WRITTEN INSTRUCTION: Tally the lines that include "name". Output the number only.

-------- PROVIDED MATERIAL --------

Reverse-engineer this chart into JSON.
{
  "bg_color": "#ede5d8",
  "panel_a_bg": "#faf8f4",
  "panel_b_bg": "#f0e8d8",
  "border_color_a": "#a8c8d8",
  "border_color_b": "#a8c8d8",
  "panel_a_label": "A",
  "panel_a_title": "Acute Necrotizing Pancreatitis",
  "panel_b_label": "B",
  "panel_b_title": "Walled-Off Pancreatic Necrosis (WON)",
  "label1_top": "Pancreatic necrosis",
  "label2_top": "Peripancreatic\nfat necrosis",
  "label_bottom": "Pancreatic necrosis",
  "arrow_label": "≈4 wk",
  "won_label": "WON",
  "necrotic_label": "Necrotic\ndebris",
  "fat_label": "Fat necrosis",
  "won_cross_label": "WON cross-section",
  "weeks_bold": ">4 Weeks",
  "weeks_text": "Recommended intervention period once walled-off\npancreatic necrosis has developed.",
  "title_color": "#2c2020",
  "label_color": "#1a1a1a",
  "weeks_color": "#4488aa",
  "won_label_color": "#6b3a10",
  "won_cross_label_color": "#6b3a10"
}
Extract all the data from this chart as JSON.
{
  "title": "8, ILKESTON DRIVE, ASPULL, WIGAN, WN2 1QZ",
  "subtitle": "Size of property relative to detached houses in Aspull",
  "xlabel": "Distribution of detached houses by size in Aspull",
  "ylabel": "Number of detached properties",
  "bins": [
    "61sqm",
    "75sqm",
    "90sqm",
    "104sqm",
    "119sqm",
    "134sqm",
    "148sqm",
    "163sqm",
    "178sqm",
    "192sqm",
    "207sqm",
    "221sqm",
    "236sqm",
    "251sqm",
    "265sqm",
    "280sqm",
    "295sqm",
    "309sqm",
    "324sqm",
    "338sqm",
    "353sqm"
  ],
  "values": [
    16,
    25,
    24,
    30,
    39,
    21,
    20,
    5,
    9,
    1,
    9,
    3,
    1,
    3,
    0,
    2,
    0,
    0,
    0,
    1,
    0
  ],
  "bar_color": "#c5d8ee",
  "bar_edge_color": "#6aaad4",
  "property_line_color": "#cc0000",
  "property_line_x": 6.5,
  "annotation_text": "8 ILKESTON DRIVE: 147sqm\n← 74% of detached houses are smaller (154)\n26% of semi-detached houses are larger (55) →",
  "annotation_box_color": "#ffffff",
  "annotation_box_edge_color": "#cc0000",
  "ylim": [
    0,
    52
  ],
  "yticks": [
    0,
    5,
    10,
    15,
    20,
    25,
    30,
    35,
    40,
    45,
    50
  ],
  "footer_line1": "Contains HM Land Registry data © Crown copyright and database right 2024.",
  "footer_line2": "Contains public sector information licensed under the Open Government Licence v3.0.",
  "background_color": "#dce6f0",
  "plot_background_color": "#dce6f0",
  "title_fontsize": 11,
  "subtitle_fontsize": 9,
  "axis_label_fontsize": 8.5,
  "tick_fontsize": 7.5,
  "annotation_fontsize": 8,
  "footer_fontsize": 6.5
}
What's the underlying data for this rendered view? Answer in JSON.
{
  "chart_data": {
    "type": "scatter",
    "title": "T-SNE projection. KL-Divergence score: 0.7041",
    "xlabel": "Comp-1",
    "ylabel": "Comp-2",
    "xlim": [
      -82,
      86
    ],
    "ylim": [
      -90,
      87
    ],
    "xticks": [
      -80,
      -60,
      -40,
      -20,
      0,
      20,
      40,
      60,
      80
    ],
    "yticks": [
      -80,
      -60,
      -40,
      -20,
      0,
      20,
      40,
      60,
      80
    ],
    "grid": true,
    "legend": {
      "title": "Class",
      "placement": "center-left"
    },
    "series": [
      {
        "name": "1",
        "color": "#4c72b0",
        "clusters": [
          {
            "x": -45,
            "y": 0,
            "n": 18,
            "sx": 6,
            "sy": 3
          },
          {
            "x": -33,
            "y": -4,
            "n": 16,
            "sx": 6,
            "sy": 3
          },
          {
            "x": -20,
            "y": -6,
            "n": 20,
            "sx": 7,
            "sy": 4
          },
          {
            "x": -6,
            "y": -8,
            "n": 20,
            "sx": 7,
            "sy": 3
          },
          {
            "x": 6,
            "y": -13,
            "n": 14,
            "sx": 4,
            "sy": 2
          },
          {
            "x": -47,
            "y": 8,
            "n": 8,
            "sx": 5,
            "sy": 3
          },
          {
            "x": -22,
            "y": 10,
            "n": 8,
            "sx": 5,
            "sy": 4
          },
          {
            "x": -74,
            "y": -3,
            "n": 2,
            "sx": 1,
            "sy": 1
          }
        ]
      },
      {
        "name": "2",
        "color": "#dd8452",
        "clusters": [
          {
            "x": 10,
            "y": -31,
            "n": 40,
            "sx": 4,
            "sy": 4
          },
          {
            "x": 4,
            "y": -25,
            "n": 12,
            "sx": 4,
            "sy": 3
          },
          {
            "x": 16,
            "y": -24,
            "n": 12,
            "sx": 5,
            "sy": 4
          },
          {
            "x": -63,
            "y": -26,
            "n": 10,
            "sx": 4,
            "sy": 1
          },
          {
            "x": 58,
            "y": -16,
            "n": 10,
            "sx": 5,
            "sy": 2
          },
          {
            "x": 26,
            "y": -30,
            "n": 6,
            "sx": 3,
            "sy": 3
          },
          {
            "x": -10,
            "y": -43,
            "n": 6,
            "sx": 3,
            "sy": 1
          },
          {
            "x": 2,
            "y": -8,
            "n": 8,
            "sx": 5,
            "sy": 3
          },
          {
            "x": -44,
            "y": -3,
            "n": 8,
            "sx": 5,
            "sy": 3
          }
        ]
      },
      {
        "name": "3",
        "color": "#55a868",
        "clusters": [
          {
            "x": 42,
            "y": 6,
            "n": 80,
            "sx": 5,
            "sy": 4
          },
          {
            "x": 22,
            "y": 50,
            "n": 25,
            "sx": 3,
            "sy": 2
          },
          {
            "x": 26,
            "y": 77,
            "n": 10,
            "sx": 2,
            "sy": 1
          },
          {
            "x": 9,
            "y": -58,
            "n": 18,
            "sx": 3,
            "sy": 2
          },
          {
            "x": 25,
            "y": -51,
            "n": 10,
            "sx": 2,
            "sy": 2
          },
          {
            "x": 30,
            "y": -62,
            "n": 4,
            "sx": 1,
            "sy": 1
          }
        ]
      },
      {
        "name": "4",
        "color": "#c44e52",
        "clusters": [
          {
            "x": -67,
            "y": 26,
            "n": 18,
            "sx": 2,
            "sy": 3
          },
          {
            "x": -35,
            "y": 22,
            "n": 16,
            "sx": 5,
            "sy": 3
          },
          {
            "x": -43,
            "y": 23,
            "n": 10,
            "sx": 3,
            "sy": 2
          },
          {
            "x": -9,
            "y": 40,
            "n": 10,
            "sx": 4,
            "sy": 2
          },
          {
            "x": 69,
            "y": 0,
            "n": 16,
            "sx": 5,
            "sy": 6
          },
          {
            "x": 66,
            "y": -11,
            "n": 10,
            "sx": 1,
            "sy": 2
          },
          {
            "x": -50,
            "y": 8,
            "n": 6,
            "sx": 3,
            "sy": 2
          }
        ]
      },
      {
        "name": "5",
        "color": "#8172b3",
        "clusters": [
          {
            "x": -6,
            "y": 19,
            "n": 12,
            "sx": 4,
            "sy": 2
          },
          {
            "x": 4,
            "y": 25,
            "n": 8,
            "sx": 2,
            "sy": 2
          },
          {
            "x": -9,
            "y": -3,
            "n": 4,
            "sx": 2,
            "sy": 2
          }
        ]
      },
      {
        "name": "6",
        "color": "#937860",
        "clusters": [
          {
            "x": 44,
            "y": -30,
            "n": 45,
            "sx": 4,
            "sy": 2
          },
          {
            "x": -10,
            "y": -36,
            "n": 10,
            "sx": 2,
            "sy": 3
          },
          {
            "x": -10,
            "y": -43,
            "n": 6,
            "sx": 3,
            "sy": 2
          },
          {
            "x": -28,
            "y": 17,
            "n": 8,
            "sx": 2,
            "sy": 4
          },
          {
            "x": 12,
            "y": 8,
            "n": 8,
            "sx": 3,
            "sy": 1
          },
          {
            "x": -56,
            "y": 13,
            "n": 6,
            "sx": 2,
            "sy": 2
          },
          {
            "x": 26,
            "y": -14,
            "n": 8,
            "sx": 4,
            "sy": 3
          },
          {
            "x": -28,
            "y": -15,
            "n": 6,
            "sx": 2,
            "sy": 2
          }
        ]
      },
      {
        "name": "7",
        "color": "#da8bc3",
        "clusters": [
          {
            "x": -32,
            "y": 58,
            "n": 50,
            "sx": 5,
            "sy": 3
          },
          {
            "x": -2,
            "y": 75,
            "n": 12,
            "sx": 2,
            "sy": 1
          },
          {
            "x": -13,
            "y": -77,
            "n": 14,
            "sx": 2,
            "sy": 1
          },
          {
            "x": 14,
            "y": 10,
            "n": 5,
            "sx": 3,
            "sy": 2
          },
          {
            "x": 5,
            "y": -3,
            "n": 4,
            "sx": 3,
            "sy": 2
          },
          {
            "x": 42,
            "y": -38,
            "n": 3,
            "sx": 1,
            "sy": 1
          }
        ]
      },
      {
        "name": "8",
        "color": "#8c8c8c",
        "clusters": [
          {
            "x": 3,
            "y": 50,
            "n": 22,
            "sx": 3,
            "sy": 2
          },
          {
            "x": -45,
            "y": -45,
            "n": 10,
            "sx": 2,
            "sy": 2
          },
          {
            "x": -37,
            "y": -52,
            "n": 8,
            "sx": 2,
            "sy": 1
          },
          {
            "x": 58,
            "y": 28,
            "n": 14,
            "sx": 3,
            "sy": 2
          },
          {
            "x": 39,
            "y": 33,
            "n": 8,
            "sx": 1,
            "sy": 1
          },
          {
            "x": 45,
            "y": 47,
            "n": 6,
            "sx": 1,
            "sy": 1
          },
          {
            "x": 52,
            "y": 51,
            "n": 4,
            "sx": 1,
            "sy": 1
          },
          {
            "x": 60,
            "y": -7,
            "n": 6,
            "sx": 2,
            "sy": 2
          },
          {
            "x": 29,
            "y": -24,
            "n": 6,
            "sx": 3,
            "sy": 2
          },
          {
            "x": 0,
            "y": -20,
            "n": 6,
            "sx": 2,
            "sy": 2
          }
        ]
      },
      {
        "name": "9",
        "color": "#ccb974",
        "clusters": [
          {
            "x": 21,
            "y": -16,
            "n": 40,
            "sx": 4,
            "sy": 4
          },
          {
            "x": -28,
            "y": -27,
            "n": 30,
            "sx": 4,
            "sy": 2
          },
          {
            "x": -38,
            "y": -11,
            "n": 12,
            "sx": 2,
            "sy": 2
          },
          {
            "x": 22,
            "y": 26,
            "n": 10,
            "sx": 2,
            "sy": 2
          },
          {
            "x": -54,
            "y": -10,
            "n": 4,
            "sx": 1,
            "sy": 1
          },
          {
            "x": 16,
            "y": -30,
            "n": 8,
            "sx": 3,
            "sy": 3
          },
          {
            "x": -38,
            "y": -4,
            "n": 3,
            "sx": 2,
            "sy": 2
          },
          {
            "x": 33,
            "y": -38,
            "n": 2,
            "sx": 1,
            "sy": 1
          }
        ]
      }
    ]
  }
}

--------

SOLUTION BELOW: 9